→ Aim
Quote all entries exactly, leaving pictures aside.

→ The records

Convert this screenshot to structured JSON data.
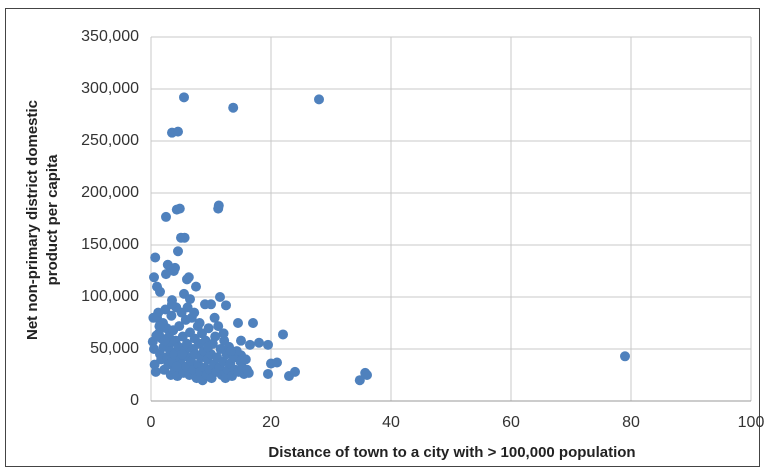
{
  "chart_data": {
    "type": "scatter",
    "xlabel": "Distance of town to a city with > 100,000 population",
    "ylabel": [
      "Net non-primary district domestic",
      "product per capita"
    ],
    "color": "#4f81bd",
    "xlim": [
      0,
      100
    ],
    "xticks": [
      0,
      20,
      40,
      60,
      80,
      100
    ],
    "ylim": [
      0,
      350000
    ],
    "yticks": [
      0,
      {
        "value": 50000,
        "label": "50,000"
      },
      {
        "value": 100000,
        "label": "100,000"
      },
      {
        "value": 150000,
        "label": "150,000"
      },
      {
        "value": 200000,
        "label": "200,000"
      },
      {
        "value": 250000,
        "label": "250,000"
      },
      {
        "value": 300000,
        "label": "300,000"
      },
      {
        "value": 350000,
        "label": "350,000"
      }
    ],
    "grid": true,
    "x": [
      5.5,
      13.7,
      28,
      3.5,
      4.5,
      4.3,
      4.8,
      11.2,
      11.3,
      2.5,
      5,
      5.6,
      4.5,
      0.5,
      0.7,
      2.5,
      2.8,
      3.5,
      3.8,
      4,
      6,
      6.3,
      1,
      1.5,
      7.5,
      5.5,
      11.5,
      6.5,
      3.5,
      12.5,
      9,
      10,
      14.5,
      17,
      22,
      18,
      19.5,
      16.5,
      15,
      20,
      21,
      19.5,
      23,
      24,
      34.8,
      35.7,
      36,
      79,
      15,
      0.3,
      0.5,
      0.6,
      0.8,
      1,
      1.2,
      1.3,
      1.5,
      1.7,
      1.8,
      2,
      2.1,
      2.2,
      2.4,
      2.6,
      2.7,
      2.9,
      3,
      3.1,
      3.2,
      3.3,
      3.4,
      3.6,
      3.7,
      3.9,
      4,
      4.1,
      4.2,
      4.4,
      4.6,
      4.7,
      4.9,
      5,
      5.1,
      5.3,
      5.4,
      5.6,
      5.8,
      5.9,
      6,
      6.2,
      6.4,
      6.5,
      6.7,
      6.8,
      7,
      7.1,
      7.3,
      7.4,
      7.6,
      7.8,
      7.9,
      8,
      8.2,
      8.3,
      8.5,
      8.6,
      8.8,
      9,
      9.1,
      9.3,
      9.4,
      9.6,
      9.8,
      10,
      10.1,
      10.3,
      10.5,
      10.7,
      10.9,
      11,
      11.2,
      11.4,
      11.6,
      11.8,
      12,
      12.2,
      12.4,
      12.6,
      12.8,
      13,
      13.2,
      13.5,
      13.8,
      14,
      14.3,
      14.6,
      14.9,
      15.2,
      15.5,
      15.8,
      16,
      16.3,
      0.4,
      0.9,
      1.4,
      2.3,
      3.5,
      4.3,
      5.2,
      6.1,
      7.2,
      8.1,
      9.5,
      10.6,
      12.1,
      13.3
    ],
    "values": [
      292000,
      282000,
      290000,
      258000,
      259000,
      184000,
      185000,
      185000,
      188000,
      177000,
      157000,
      157000,
      144000,
      119000,
      138000,
      122000,
      131000,
      127000,
      125000,
      128000,
      117000,
      119000,
      110000,
      105000,
      110000,
      103000,
      100000,
      98000,
      97000,
      92000,
      93000,
      93000,
      75000,
      75000,
      64000,
      56000,
      54000,
      54000,
      58000,
      36000,
      37000,
      26000,
      24000,
      28000,
      20000,
      27000,
      25000,
      43000,
      44000,
      57000,
      50000,
      35000,
      28000,
      80000,
      85000,
      65000,
      45000,
      40000,
      60000,
      75000,
      52000,
      30000,
      88000,
      70000,
      42000,
      35000,
      62000,
      55000,
      48000,
      25000,
      82000,
      38000,
      68000,
      45000,
      30000,
      58000,
      90000,
      24000,
      52000,
      72000,
      40000,
      35000,
      85000,
      62000,
      27000,
      48000,
      78000,
      33000,
      55000,
      42000,
      25000,
      66000,
      38000,
      80000,
      50000,
      30000,
      60000,
      45000,
      22000,
      72000,
      35000,
      55000,
      28000,
      42000,
      65000,
      20000,
      48000,
      32000,
      58000,
      25000,
      40000,
      70000,
      30000,
      45000,
      22000,
      55000,
      35000,
      62000,
      28000,
      42000,
      72000,
      32000,
      50000,
      25000,
      38000,
      58000,
      22000,
      45000,
      30000,
      52000,
      36000,
      24000,
      42000,
      30000,
      48000,
      28000,
      38000,
      32000,
      26000,
      40000,
      30000,
      27000,
      80000,
      63000,
      72000,
      58000,
      93000,
      33000,
      45000,
      90000,
      85000,
      75000,
      52000,
      80000,
      65000,
      48000
    ]
  }
}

→ The answer
Convert this screenshot to structured JSON data.
{
  "chart_data": {
    "type": "scatter",
    "xlabel": "Distance of town to a city with > 100,000 population",
    "ylabel": [
      "Net non-primary district domestic",
      "product per capita"
    ],
    "color": "#4f81bd",
    "xlim": [
      0,
      100
    ],
    "xticks": [
      0,
      20,
      40,
      60,
      80,
      100
    ],
    "ylim": [
      0,
      350000
    ],
    "yticks": [
      0,
      {
        "value": 50000,
        "label": "50,000"
      },
      {
        "value": 100000,
        "label": "100,000"
      },
      {
        "value": 150000,
        "label": "150,000"
      },
      {
        "value": 200000,
        "label": "200,000"
      },
      {
        "value": 250000,
        "label": "250,000"
      },
      {
        "value": 300000,
        "label": "300,000"
      },
      {
        "value": 350000,
        "label": "350,000"
      }
    ],
    "grid": true,
    "x": [
      5.5,
      13.7,
      28,
      3.5,
      4.5,
      4.3,
      4.8,
      11.2,
      11.3,
      2.5,
      5,
      5.6,
      4.5,
      0.5,
      0.7,
      2.5,
      2.8,
      3.5,
      3.8,
      4,
      6,
      6.3,
      1,
      1.5,
      7.5,
      5.5,
      11.5,
      6.5,
      3.5,
      12.5,
      9,
      10,
      14.5,
      17,
      22,
      18,
      19.5,
      16.5,
      15,
      20,
      21,
      19.5,
      23,
      24,
      34.8,
      35.7,
      36,
      79,
      15,
      0.3,
      0.5,
      0.6,
      0.8,
      1,
      1.2,
      1.3,
      1.5,
      1.7,
      1.8,
      2,
      2.1,
      2.2,
      2.4,
      2.6,
      2.7,
      2.9,
      3,
      3.1,
      3.2,
      3.3,
      3.4,
      3.6,
      3.7,
      3.9,
      4,
      4.1,
      4.2,
      4.4,
      4.6,
      4.7,
      4.9,
      5,
      5.1,
      5.3,
      5.4,
      5.6,
      5.8,
      5.9,
      6,
      6.2,
      6.4,
      6.5,
      6.7,
      6.8,
      7,
      7.1,
      7.3,
      7.4,
      7.6,
      7.8,
      7.9,
      8,
      8.2,
      8.3,
      8.5,
      8.6,
      8.8,
      9,
      9.1,
      9.3,
      9.4,
      9.6,
      9.8,
      10,
      10.1,
      10.3,
      10.5,
      10.7,
      10.9,
      11,
      11.2,
      11.4,
      11.6,
      11.8,
      12,
      12.2,
      12.4,
      12.6,
      12.8,
      13,
      13.2,
      13.5,
      13.8,
      14,
      14.3,
      14.6,
      14.9,
      15.2,
      15.5,
      15.8,
      16,
      16.3,
      0.4,
      0.9,
      1.4,
      2.3,
      3.5,
      4.3,
      5.2,
      6.1,
      7.2,
      8.1,
      9.5,
      10.6,
      12.1,
      13.3
    ],
    "values": [
      292000,
      282000,
      290000,
      258000,
      259000,
      184000,
      185000,
      185000,
      188000,
      177000,
      157000,
      157000,
      144000,
      119000,
      138000,
      122000,
      131000,
      127000,
      125000,
      128000,
      117000,
      119000,
      110000,
      105000,
      110000,
      103000,
      100000,
      98000,
      97000,
      92000,
      93000,
      93000,
      75000,
      75000,
      64000,
      56000,
      54000,
      54000,
      58000,
      36000,
      37000,
      26000,
      24000,
      28000,
      20000,
      27000,
      25000,
      43000,
      44000,
      57000,
      50000,
      35000,
      28000,
      80000,
      85000,
      65000,
      45000,
      40000,
      60000,
      75000,
      52000,
      30000,
      88000,
      70000,
      42000,
      35000,
      62000,
      55000,
      48000,
      25000,
      82000,
      38000,
      68000,
      45000,
      30000,
      58000,
      90000,
      24000,
      52000,
      72000,
      40000,
      35000,
      85000,
      62000,
      27000,
      48000,
      78000,
      33000,
      55000,
      42000,
      25000,
      66000,
      38000,
      80000,
      50000,
      30000,
      60000,
      45000,
      22000,
      72000,
      35000,
      55000,
      28000,
      42000,
      65000,
      20000,
      48000,
      32000,
      58000,
      25000,
      40000,
      70000,
      30000,
      45000,
      22000,
      55000,
      35000,
      62000,
      28000,
      42000,
      72000,
      32000,
      50000,
      25000,
      38000,
      58000,
      22000,
      45000,
      30000,
      52000,
      36000,
      24000,
      42000,
      30000,
      48000,
      28000,
      38000,
      32000,
      26000,
      40000,
      30000,
      27000,
      80000,
      63000,
      72000,
      58000,
      93000,
      33000,
      45000,
      90000,
      85000,
      75000,
      52000,
      80000,
      65000,
      48000
    ]
  }
}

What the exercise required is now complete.